> Provided entries:
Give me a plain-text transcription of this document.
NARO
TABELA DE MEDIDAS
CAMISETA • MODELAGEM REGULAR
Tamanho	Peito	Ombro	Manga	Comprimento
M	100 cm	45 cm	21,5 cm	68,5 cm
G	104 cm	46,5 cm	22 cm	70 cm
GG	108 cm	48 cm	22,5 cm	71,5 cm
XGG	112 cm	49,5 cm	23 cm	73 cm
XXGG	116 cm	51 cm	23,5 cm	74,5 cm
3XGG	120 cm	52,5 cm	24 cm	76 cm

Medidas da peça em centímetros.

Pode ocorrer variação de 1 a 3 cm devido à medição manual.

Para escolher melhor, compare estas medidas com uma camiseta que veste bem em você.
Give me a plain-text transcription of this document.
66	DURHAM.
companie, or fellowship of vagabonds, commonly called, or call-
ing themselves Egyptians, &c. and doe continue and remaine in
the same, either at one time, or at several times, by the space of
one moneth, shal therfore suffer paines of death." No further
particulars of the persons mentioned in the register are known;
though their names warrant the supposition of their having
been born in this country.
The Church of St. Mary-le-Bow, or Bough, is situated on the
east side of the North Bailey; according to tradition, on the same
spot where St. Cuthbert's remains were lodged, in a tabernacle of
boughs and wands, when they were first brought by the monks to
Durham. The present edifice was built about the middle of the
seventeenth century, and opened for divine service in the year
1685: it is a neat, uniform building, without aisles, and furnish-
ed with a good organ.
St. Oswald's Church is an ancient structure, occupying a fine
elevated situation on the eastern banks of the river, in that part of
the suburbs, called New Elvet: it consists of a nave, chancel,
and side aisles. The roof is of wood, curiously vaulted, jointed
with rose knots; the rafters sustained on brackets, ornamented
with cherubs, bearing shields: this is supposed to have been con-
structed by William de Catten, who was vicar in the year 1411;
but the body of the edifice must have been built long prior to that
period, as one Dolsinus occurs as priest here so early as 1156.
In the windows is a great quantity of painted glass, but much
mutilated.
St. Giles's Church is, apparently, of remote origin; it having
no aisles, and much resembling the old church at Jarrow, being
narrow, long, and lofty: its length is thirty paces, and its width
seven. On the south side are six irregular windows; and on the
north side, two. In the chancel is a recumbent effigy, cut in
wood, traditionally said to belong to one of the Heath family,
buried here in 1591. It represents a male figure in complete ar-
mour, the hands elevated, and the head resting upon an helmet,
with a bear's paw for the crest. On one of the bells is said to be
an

> Job: Pick out the lines that include the word "year" and write them out.

> Solved problem:
seventeenth century, and opened for divine service in the year
structed by William de Catten, who was vicar in the year 1411;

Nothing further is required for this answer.